## Description of the task:
Show every line containing "text" by copying it.
:::::
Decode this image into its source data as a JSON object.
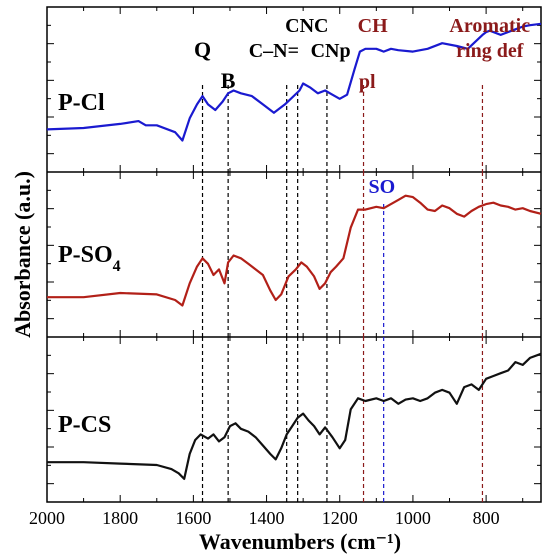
{
  "chart_data": {
    "type": "line",
    "xlabel": "Wavenumbers",
    "xunit": "(cm⁻¹)",
    "ylabel": "Absorbance (a.u.)",
    "xlim": [
      2000,
      650
    ],
    "x_reversed": true,
    "x_ticks": [
      2000,
      1800,
      1600,
      1400,
      1200,
      1000,
      800
    ],
    "y_ticks": "unlabeled",
    "grid": false,
    "panels": [
      {
        "label_main": "P-Cl",
        "label_sub": "",
        "color": "#1a1ad0",
        "x": [
          2000,
          1900,
          1800,
          1750,
          1730,
          1700,
          1650,
          1630,
          1610,
          1590,
          1575,
          1560,
          1540,
          1520,
          1505,
          1490,
          1470,
          1440,
          1410,
          1380,
          1350,
          1330,
          1310,
          1300,
          1280,
          1260,
          1240,
          1220,
          1200,
          1180,
          1160,
          1145,
          1130,
          1100,
          1080,
          1060,
          1040,
          1000,
          960,
          920,
          880,
          850,
          830,
          810,
          800,
          790,
          760,
          730,
          700,
          680,
          650
        ],
        "y": [
          0.22,
          0.23,
          0.26,
          0.28,
          0.25,
          0.25,
          0.2,
          0.14,
          0.3,
          0.4,
          0.46,
          0.4,
          0.36,
          0.42,
          0.48,
          0.5,
          0.48,
          0.46,
          0.4,
          0.34,
          0.4,
          0.45,
          0.5,
          0.55,
          0.52,
          0.48,
          0.5,
          0.47,
          0.44,
          0.47,
          0.65,
          0.78,
          0.8,
          0.8,
          0.78,
          0.8,
          0.79,
          0.78,
          0.8,
          0.84,
          0.82,
          0.8,
          0.85,
          0.9,
          0.92,
          0.93,
          0.9,
          0.93,
          0.96,
          0.97,
          0.98
        ]
      },
      {
        "label_main": "P-SO",
        "label_sub": "4",
        "color": "#b22018",
        "x": [
          2000,
          1900,
          1800,
          1700,
          1650,
          1630,
          1610,
          1590,
          1575,
          1560,
          1545,
          1530,
          1515,
          1505,
          1490,
          1470,
          1450,
          1430,
          1410,
          1390,
          1375,
          1360,
          1340,
          1320,
          1305,
          1290,
          1270,
          1255,
          1240,
          1225,
          1210,
          1190,
          1170,
          1150,
          1130,
          1100,
          1080,
          1060,
          1040,
          1020,
          1000,
          980,
          960,
          940,
          920,
          900,
          880,
          860,
          840,
          820,
          800,
          780,
          760,
          740,
          720,
          700,
          680,
          650
        ],
        "y": [
          0.2,
          0.2,
          0.23,
          0.22,
          0.18,
          0.14,
          0.3,
          0.42,
          0.48,
          0.44,
          0.36,
          0.4,
          0.3,
          0.45,
          0.5,
          0.48,
          0.44,
          0.4,
          0.36,
          0.25,
          0.18,
          0.22,
          0.35,
          0.4,
          0.45,
          0.42,
          0.35,
          0.26,
          0.3,
          0.38,
          0.42,
          0.48,
          0.7,
          0.83,
          0.83,
          0.85,
          0.84,
          0.87,
          0.9,
          0.93,
          0.92,
          0.88,
          0.83,
          0.82,
          0.86,
          0.84,
          0.8,
          0.78,
          0.82,
          0.85,
          0.87,
          0.88,
          0.86,
          0.85,
          0.83,
          0.84,
          0.82,
          0.8
        ]
      },
      {
        "label_main": "P-CS",
        "label_sub": "",
        "color": "#111111",
        "x": [
          2000,
          1900,
          1800,
          1700,
          1660,
          1640,
          1625,
          1610,
          1595,
          1580,
          1560,
          1545,
          1530,
          1515,
          1500,
          1485,
          1470,
          1450,
          1430,
          1410,
          1390,
          1375,
          1360,
          1345,
          1330,
          1315,
          1300,
          1285,
          1270,
          1255,
          1240,
          1220,
          1200,
          1185,
          1170,
          1150,
          1130,
          1100,
          1080,
          1060,
          1040,
          1020,
          1000,
          980,
          960,
          940,
          920,
          900,
          880,
          860,
          840,
          820,
          800,
          780,
          760,
          740,
          720,
          700,
          680,
          650
        ],
        "y": [
          0.2,
          0.2,
          0.19,
          0.18,
          0.15,
          0.12,
          0.08,
          0.26,
          0.36,
          0.4,
          0.37,
          0.4,
          0.35,
          0.38,
          0.46,
          0.48,
          0.44,
          0.42,
          0.38,
          0.32,
          0.26,
          0.22,
          0.3,
          0.4,
          0.46,
          0.52,
          0.55,
          0.5,
          0.46,
          0.4,
          0.45,
          0.38,
          0.3,
          0.36,
          0.58,
          0.66,
          0.64,
          0.66,
          0.64,
          0.66,
          0.62,
          0.65,
          0.66,
          0.64,
          0.66,
          0.7,
          0.72,
          0.7,
          0.62,
          0.74,
          0.76,
          0.72,
          0.8,
          0.82,
          0.84,
          0.86,
          0.92,
          0.9,
          0.95,
          0.98
        ]
      }
    ],
    "vlines": [
      {
        "x": 1575,
        "color": "#000000",
        "panels": [
          0,
          1,
          2
        ]
      },
      {
        "x": 1505,
        "color": "#000000",
        "panels": [
          0,
          1,
          2
        ]
      },
      {
        "x": 1345,
        "color": "#000000",
        "panels": [
          0,
          1,
          2
        ]
      },
      {
        "x": 1315,
        "color": "#000000",
        "panels": [
          0,
          1,
          2
        ]
      },
      {
        "x": 1235,
        "color": "#000000",
        "panels": [
          0,
          1,
          2
        ]
      },
      {
        "x": 1135,
        "color": "#8b1a1a",
        "panels": [
          0,
          1,
          2
        ]
      },
      {
        "x": 1080,
        "color": "#1a1ad0",
        "panels": [
          1,
          2
        ]
      },
      {
        "x": 810,
        "color": "#8b1a1a",
        "panels": [
          0,
          1,
          2
        ]
      }
    ],
    "annotations": [
      {
        "text": "Q",
        "color": "#000000",
        "x": 1575,
        "panel": 0,
        "row": 1
      },
      {
        "text": "B",
        "color": "#000000",
        "x": 1505,
        "panel": 0,
        "row": 2
      },
      {
        "text": "C–N=",
        "color": "#000000",
        "x": 1380,
        "panel": 0,
        "row": 1
      },
      {
        "text": "CNC",
        "color": "#000000",
        "x": 1290,
        "panel": 0,
        "row": 0
      },
      {
        "text": "CNp",
        "color": "#000000",
        "x": 1225,
        "panel": 0,
        "row": 1
      },
      {
        "text": "CH",
        "color": "#8b1a1a",
        "x": 1110,
        "panel": 0,
        "row": 0
      },
      {
        "text": "pl",
        "color": "#8b1a1a",
        "x": 1125,
        "panel": 0,
        "row": 2
      },
      {
        "text": "Aromatic",
        "color": "#8b1a1a",
        "x": 790,
        "panel": 0,
        "row": 0
      },
      {
        "text": "ring def",
        "color": "#8b1a1a",
        "x": 790,
        "panel": 0,
        "row": 1
      },
      {
        "text": "SO",
        "color": "#1a1ad0",
        "x": 1085,
        "panel": 1,
        "row": 0
      }
    ]
  }
}
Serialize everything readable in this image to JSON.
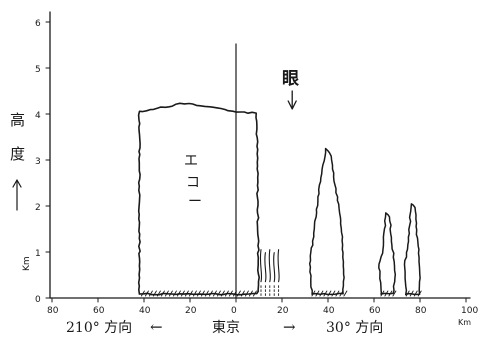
:::::
## Written reply:
        "text": "Q",
        "text": "B",
        "text": "C–N=",
        "text": "CNC",
        "text": "CNp",
        "text": "CH",
        "text": "pl",
        "text": "Aromatic",
        "text": "ring def",
        "text": "SO",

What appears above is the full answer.